• _TO DO_
In your copy, repeat the records exactly and leave out the pictures.
:: INPUT MATERIAL ::
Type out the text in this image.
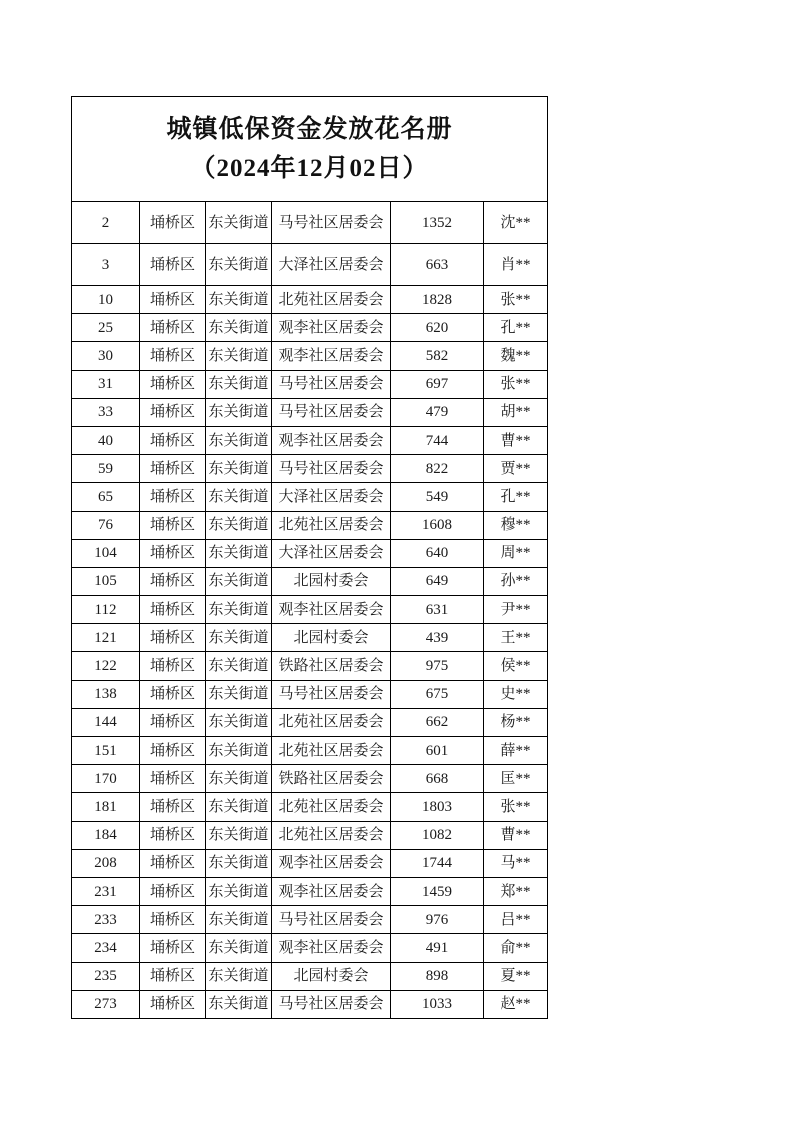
城镇低保资金发放花名册
（2024年12月02日）					

2	埇桥区	东关街道	马号社区居委会	1352	沈**
3	埇桥区	东关街道	大泽社区居委会	663	肖**
10	埇桥区	东关街道	北苑社区居委会	1828	张**
25	埇桥区	东关街道	观李社区居委会	620	孔**
30	埇桥区	东关街道	观李社区居委会	582	魏**
31	埇桥区	东关街道	马号社区居委会	697	张**
33	埇桥区	东关街道	马号社区居委会	479	胡**
40	埇桥区	东关街道	观李社区居委会	744	曹**
59	埇桥区	东关街道	马号社区居委会	822	贾**
65	埇桥区	东关街道	大泽社区居委会	549	孔**
76	埇桥区	东关街道	北苑社区居委会	1608	穆**
104	埇桥区	东关街道	大泽社区居委会	640	周**
105	埇桥区	东关街道	北园村委会	649	孙**
112	埇桥区	东关街道	观李社区居委会	631	尹**
121	埇桥区	东关街道	北园村委会	439	王**
122	埇桥区	东关街道	铁路社区居委会	975	侯**
138	埇桥区	东关街道	马号社区居委会	675	史**
144	埇桥区	东关街道	北苑社区居委会	662	杨**
151	埇桥区	东关街道	北苑社区居委会	601	薛**
170	埇桥区	东关街道	铁路社区居委会	668	匡**
181	埇桥区	东关街道	北苑社区居委会	1803	张**
184	埇桥区	东关街道	北苑社区居委会	1082	曹**
208	埇桥区	东关街道	观李社区居委会	1744	马**
231	埇桥区	东关街道	观李社区居委会	1459	郑**
233	埇桥区	东关街道	马号社区居委会	976	吕**
234	埇桥区	东关街道	观李社区居委会	491	俞**
235	埇桥区	东关街道	北园村委会	898	夏**
273	埇桥区	东关街道	马号社区居委会	1033	赵**
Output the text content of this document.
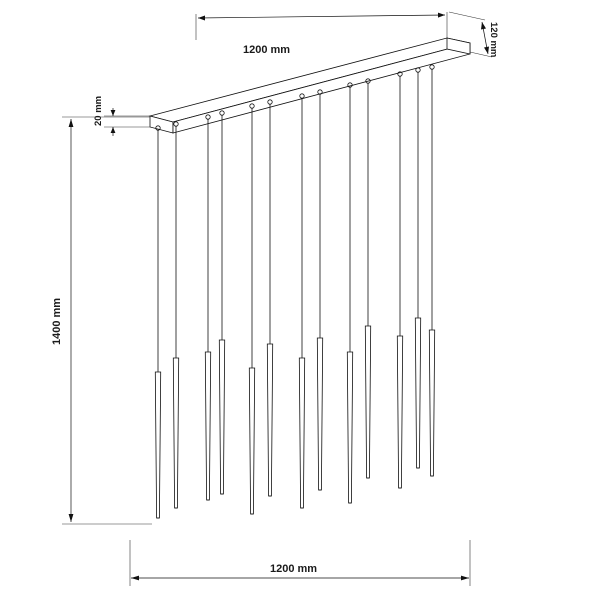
1200 mm	120 mm
20 mm
1400 mm
1200 mm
:::
• _FINISHED EXERCISE_
Type out the text in this image.
城镇低保资金发放花名册
（2024年12月02日）					

2	埇桥区	东关街道	马号社区居委会	1352	沈**
3	埇桥区	东关街道	大泽社区居委会	663	肖**
10	埇桥区	东关街道	北苑社区居委会	1828	张**
25	埇桥区	东关街道	观李社区居委会	620	孔**
30	埇桥区	东关街道	观李社区居委会	582	魏**
31	埇桥区	东关街道	马号社区居委会	697	张**
33	埇桥区	东关街道	马号社区居委会	479	胡**
40	埇桥区	东关街道	观李社区居委会	744	曹**
59	埇桥区	东关街道	马号社区居委会	822	贾**
65	埇桥区	东关街道	大泽社区居委会	549	孔**
76	埇桥区	东关街道	北苑社区居委会	1608	穆**
104	埇桥区	东关街道	大泽社区居委会	640	周**
105	埇桥区	东关街道	北园村委会	649	孙**
112	埇桥区	东关街道	观李社区居委会	631	尹**
121	埇桥区	东关街道	北园村委会	439	王**
122	埇桥区	东关街道	铁路社区居委会	975	侯**
138	埇桥区	东关街道	马号社区居委会	675	史**
144	埇桥区	东关街道	北苑社区居委会	662	杨**
151	埇桥区	东关街道	北苑社区居委会	601	薛**
170	埇桥区	东关街道	铁路社区居委会	668	匡**
181	埇桥区	东关街道	北苑社区居委会	1803	张**
184	埇桥区	东关街道	北苑社区居委会	1082	曹**
208	埇桥区	东关街道	观李社区居委会	1744	马**
231	埇桥区	东关街道	观李社区居委会	1459	郑**
233	埇桥区	东关街道	马号社区居委会	976	吕**
234	埇桥区	东关街道	观李社区居委会	491	俞**
235	埇桥区	东关街道	北园村委会	898	夏**
273	埇桥区	东关街道	马号社区居委会	1033	赵**
Output the text content of this document.
1200 mm	120 mm
20 mm
1400 mm
1200 mm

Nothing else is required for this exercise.